**WHAT YOU NEED TO DO**: Every line with the word "Animation" in it should be extracted from the data that follows.

— BEGIN RECORDS FOR THIS EXERCISE —

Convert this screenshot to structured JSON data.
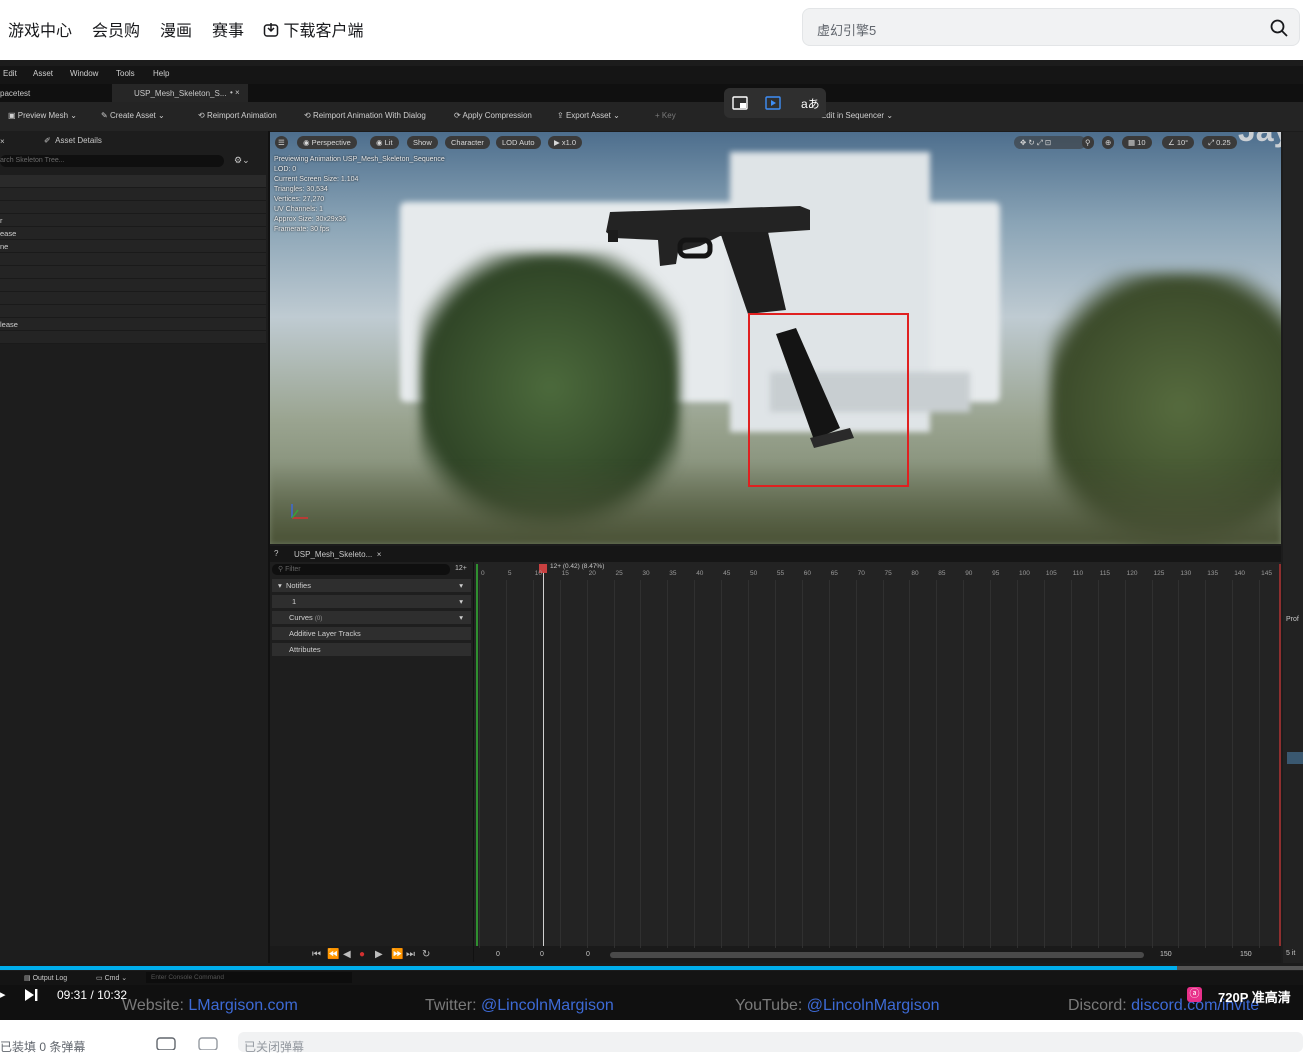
{
  "nav": {
    "items": [
      "游戏中心",
      "会员购",
      "漫画",
      "赛事"
    ],
    "download_label": "下载客户端",
    "search_value": "虚幻引擎5"
  },
  "ue": {
    "menu": [
      "Edit",
      "Asset",
      "Window",
      "Tools",
      "Help"
    ],
    "tabs": [
      "pacetest",
      "USP_Mesh_Skeleton_S..."
    ],
    "toolbar": [
      "Preview Mesh",
      "Create Asset",
      "Reimport Animation",
      "Reimport Animation With Dialog",
      "Apply Compression",
      "Export Asset",
      "Key",
      "Edit in Sequencer"
    ],
    "panel_title": "Asset Details",
    "search_placeholder": "arch Skeleton Tree...",
    "tree_labels": [
      "r",
      "ease",
      "ne",
      "lease"
    ],
    "viewport_pills": [
      "Perspective",
      "Lit",
      "Show",
      "Character",
      "LOD Auto",
      "x1.0"
    ],
    "viewport_right": [
      "10",
      "10°",
      "0.25"
    ],
    "stats": [
      "Previewing Animation USP_Mesh_Skeleton_Sequence",
      "LOD: 0",
      "Current Screen Size: 1.104",
      "Triangles: 30,534",
      "Vertices: 27,270",
      "UV Channels: 1",
      "Approx Size: 30x29x36",
      "Framerate: 30 fps"
    ],
    "watermark": "Jays",
    "sequencer_tab": "USP_Mesh_Skeleto...",
    "filter_placeholder": "Filter",
    "filter_count": "12+",
    "tracks": [
      "Notifies",
      "1",
      "Curves",
      "(0)",
      "Additive Layer Tracks",
      "Attributes"
    ],
    "playhead_label": "12+ (0.42) (8.47%)",
    "frame_ticks": [
      "0",
      "5",
      "10",
      "15",
      "20",
      "25",
      "30",
      "35",
      "40",
      "45",
      "50",
      "55",
      "60",
      "65",
      "70",
      "75",
      "80",
      "85",
      "90",
      "95",
      "100",
      "105",
      "110",
      "115",
      "120",
      "125",
      "130",
      "135",
      "140",
      "145"
    ],
    "range_labels": [
      "0",
      "0",
      "0",
      "150",
      "150"
    ],
    "bottom_tabs": [
      "Output Log",
      "Cmd",
      "Enter Console Command"
    ],
    "right_labels": [
      "Prof",
      "5 it"
    ]
  },
  "overlay_buttons": [
    "pip-icon",
    "auto-play-icon",
    "translate-icon"
  ],
  "translate_label": "aあ",
  "player": {
    "time_current": "09:31",
    "time_sep": "/",
    "time_total": "10:32",
    "quality": "720P 准高清",
    "progress": 0.903
  },
  "banner": [
    {
      "label": "Website:",
      "value": "LMargison.com"
    },
    {
      "label": "Twitter:",
      "value": "@LincolnMargison"
    },
    {
      "label": "YouTube:",
      "value": "@LincolnMargison"
    },
    {
      "label": "Discord:",
      "value": "discord.com/invite"
    }
  ],
  "bottom": {
    "status": "已装填 0 条弹幕",
    "danmaku_placeholder": "已关闭弹幕"
  }
}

— END RECORDS FOR THIS EXERCISE —

**EXERCISE RESULT**:
      "Reimport Animation",
      "Reimport Animation With Dialog",
      "Previewing Animation USP_Mesh_Skeleton_Sequence",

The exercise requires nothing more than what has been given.